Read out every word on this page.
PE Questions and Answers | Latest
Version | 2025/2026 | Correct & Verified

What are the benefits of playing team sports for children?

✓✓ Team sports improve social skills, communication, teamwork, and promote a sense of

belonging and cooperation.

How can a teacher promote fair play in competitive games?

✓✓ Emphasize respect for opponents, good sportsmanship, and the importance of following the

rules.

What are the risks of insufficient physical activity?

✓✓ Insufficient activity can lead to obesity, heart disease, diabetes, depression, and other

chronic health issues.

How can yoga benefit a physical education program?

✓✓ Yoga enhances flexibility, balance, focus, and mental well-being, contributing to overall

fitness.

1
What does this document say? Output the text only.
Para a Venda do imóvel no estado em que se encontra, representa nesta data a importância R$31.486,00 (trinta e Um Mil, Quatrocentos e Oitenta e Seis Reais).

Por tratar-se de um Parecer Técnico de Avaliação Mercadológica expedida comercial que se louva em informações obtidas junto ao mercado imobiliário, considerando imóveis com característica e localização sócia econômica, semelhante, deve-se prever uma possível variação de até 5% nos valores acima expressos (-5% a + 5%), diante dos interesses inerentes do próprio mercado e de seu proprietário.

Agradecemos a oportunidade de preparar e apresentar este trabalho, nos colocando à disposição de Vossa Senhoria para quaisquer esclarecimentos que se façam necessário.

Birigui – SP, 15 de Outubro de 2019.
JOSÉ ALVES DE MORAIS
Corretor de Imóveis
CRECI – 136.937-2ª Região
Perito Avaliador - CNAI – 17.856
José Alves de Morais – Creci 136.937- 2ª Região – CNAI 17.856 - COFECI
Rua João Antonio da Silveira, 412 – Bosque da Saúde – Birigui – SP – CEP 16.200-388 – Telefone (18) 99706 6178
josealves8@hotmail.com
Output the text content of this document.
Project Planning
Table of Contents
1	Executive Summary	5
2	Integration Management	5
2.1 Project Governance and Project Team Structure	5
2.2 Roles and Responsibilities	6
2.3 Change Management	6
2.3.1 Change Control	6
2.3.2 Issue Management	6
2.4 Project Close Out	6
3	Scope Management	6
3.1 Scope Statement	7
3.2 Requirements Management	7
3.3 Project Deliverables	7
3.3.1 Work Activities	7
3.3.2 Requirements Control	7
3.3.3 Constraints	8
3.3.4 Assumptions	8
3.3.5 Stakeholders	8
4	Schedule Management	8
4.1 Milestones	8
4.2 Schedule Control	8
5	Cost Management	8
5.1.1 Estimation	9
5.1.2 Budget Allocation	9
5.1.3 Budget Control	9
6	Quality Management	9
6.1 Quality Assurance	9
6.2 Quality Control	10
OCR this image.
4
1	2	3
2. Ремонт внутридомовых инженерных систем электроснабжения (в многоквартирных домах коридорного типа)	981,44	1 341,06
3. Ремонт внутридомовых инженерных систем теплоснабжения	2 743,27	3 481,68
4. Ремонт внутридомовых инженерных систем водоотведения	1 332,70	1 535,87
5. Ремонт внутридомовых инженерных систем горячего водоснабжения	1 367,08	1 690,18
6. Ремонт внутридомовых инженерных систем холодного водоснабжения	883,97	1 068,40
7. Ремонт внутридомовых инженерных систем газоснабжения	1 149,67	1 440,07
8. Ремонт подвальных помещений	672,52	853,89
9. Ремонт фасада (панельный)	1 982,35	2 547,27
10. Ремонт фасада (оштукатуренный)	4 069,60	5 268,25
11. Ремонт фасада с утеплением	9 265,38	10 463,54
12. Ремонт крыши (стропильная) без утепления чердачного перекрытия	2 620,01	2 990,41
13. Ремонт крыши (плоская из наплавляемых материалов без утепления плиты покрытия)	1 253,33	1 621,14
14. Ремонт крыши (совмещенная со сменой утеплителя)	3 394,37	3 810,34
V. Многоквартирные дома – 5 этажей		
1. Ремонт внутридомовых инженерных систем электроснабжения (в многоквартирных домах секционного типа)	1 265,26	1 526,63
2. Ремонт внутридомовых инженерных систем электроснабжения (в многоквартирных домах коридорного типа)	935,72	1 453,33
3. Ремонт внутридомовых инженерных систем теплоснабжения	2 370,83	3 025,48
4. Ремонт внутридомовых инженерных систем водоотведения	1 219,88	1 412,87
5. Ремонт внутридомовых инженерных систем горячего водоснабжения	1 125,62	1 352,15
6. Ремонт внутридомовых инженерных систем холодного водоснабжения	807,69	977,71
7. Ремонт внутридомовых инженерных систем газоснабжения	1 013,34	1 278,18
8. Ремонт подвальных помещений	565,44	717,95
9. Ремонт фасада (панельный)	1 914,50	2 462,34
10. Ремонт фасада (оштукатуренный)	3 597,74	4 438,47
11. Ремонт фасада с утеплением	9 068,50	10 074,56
:::
Problem details:
The records above must be output exactly, in full.

Full answer:
Read out every word on this page.
PE Questions and Answers | Latest
Version | 2025/2026 | Correct & Verified

What are the benefits of playing team sports for children?

✓✓ Team sports improve social skills, communication, teamwork, and promote a sense of

belonging and cooperation.

How can a teacher promote fair play in competitive games?

✓✓ Emphasize respect for opponents, good sportsmanship, and the importance of following the

rules.

What are the risks of insufficient physical activity?

✓✓ Insufficient activity can lead to obesity, heart disease, diabetes, depression, and other

chronic health issues.

How can yoga benefit a physical education program?

✓✓ Yoga enhances flexibility, balance, focus, and mental well-being, contributing to overall

fitness.

1
What does this document say? Output the text only.
Para a Venda do imóvel no estado em que se encontra, representa nesta data a importância R$31.486,00 (trinta e Um Mil, Quatrocentos e Oitenta e Seis Reais).

Por tratar-se de um Parecer Técnico de Avaliação Mercadológica expedida comercial que se louva em informações obtidas junto ao mercado imobiliário, considerando imóveis com característica e localização sócia econômica, semelhante, deve-se prever uma possível variação de até 5% nos valores acima expressos (-5% a + 5%), diante dos interesses inerentes do próprio mercado e de seu proprietário.

Agradecemos a oportunidade de preparar e apresentar este trabalho, nos colocando à disposição de Vossa Senhoria para quaisquer esclarecimentos que se façam necessário.

Birigui – SP, 15 de Outubro de 2019.
JOSÉ ALVES DE MORAIS
Corretor de Imóveis
CRECI – 136.937-2ª Região
Perito Avaliador - CNAI – 17.856
José Alves de Morais – Creci 136.937- 2ª Região – CNAI 17.856 - COFECI
Rua João Antonio da Silveira, 412 – Bosque da Saúde – Birigui – SP – CEP 16.200-388 – Telefone (18) 99706 6178
josealves8@hotmail.com
Output the text content of this document.
Project Planning
Table of Contents
1	Executive Summary	5
2	Integration Management	5
2.1 Project Governance and Project Team Structure	5
2.2 Roles and Responsibilities	6
2.3 Change Management	6
2.3.1 Change Control	6
2.3.2 Issue Management	6
2.4 Project Close Out	6
3	Scope Management	6
3.1 Scope Statement	7
3.2 Requirements Management	7
3.3 Project Deliverables	7
3.3.1 Work Activities	7
3.3.2 Requirements Control	7
3.3.3 Constraints	8
3.3.4 Assumptions	8
3.3.5 Stakeholders	8
4	Schedule Management	8
4.1 Milestones	8
4.2 Schedule Control	8
5	Cost Management	8
5.1.1 Estimation	9
5.1.2 Budget Allocation	9
5.1.3 Budget Control	9
6	Quality Management	9
6.1 Quality Assurance	9
6.2 Quality Control	10
OCR this image.
4
1	2	3
2. Ремонт внутридомовых инженерных систем электроснабжения (в многоквартирных домах коридорного типа)	981,44	1 341,06
3. Ремонт внутридомовых инженерных систем теплоснабжения	2 743,27	3 481,68
4. Ремонт внутридомовых инженерных систем водоотведения	1 332,70	1 535,87
5. Ремонт внутридомовых инженерных систем горячего водоснабжения	1 367,08	1 690,18
6. Ремонт внутридомовых инженерных систем холодного водоснабжения	883,97	1 068,40
7. Ремонт внутридомовых инженерных систем газоснабжения	1 149,67	1 440,07
8. Ремонт подвальных помещений	672,52	853,89
9. Ремонт фасада (панельный)	1 982,35	2 547,27
10. Ремонт фасада (оштукатуренный)	4 069,60	5 268,25
11. Ремонт фасада с утеплением	9 265,38	10 463,54
12. Ремонт крыши (стропильная) без утепления чердачного перекрытия	2 620,01	2 990,41
13. Ремонт крыши (плоская из наплавляемых материалов без утепления плиты покрытия)	1 253,33	1 621,14
14. Ремонт крыши (совмещенная со сменой утеплителя)	3 394,37	3 810,34
V. Многоквартирные дома – 5 этажей		
1. Ремонт внутридомовых инженерных систем электроснабжения (в многоквартирных домах секционного типа)	1 265,26	1 526,63
2. Ремонт внутридомовых инженерных систем электроснабжения (в многоквартирных домах коридорного типа)	935,72	1 453,33
3. Ремонт внутридомовых инженерных систем теплоснабжения	2 370,83	3 025,48
4. Ремонт внутридомовых инженерных систем водоотведения	1 219,88	1 412,87
5. Ремонт внутридомовых инженерных систем горячего водоснабжения	1 125,62	1 352,15
6. Ремонт внутридомовых инженерных систем холодного водоснабжения	807,69	977,71
7. Ремонт внутридомовых инженерных систем газоснабжения	1 013,34	1 278,18
8. Ремонт подвальных помещений	565,44	717,95
9. Ремонт фасада (панельный)	1 914,50	2 462,34
10. Ремонт фасада (оштукатуренный)	3 597,74	4 438,47
11. Ремонт фасада с утеплением	9 068,50	10 074,56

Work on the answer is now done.